> [The problem]
Read the data and repeat it in full, exactly.

> [Supplied information]
^^^^^^^^^^^^^^^^

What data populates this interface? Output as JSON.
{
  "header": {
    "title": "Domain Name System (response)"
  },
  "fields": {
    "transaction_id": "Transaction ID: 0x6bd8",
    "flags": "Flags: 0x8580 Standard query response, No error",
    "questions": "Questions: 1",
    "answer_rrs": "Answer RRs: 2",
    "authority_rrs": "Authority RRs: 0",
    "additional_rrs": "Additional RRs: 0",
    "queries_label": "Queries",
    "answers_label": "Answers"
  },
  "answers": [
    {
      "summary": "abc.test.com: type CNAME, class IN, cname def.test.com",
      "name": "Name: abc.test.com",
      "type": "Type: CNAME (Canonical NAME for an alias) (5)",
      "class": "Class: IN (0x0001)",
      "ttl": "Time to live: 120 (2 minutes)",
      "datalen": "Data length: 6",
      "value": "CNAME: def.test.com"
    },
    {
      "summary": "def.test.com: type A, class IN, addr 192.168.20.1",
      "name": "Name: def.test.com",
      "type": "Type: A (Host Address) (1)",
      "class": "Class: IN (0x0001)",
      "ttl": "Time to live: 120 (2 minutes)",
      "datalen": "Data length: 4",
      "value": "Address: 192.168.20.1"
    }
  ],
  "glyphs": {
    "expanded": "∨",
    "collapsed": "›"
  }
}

^^^^^^^^^^^^^^^^

> [Expected answer]
What data populates this interface? Output as JSON.
{
  "header": {
    "title": "Domain Name System (response)"
  },
  "fields": {
    "transaction_id": "Transaction ID: 0x6bd8",
    "flags": "Flags: 0x8580 Standard query response, No error",
    "questions": "Questions: 1",
    "answer_rrs": "Answer RRs: 2",
    "authority_rrs": "Authority RRs: 0",
    "additional_rrs": "Additional RRs: 0",
    "queries_label": "Queries",
    "answers_label": "Answers"
  },
  "answers": [
    {
      "summary": "abc.test.com: type CNAME, class IN, cname def.test.com",
      "name": "Name: abc.test.com",
      "type": "Type: CNAME (Canonical NAME for an alias) (5)",
      "class": "Class: IN (0x0001)",
      "ttl": "Time to live: 120 (2 minutes)",
      "datalen": "Data length: 6",
      "value": "CNAME: def.test.com"
    },
    {
      "summary": "def.test.com: type A, class IN, addr 192.168.20.1",
      "name": "Name: def.test.com",
      "type": "Type: A (Host Address) (1)",
      "class": "Class: IN (0x0001)",
      "ttl": "Time to live: 120 (2 minutes)",
      "datalen": "Data length: 4",
      "value": "Address: 192.168.20.1"
    }
  ],
  "glyphs": {
    "expanded": "∨",
    "collapsed": "›"
  }
}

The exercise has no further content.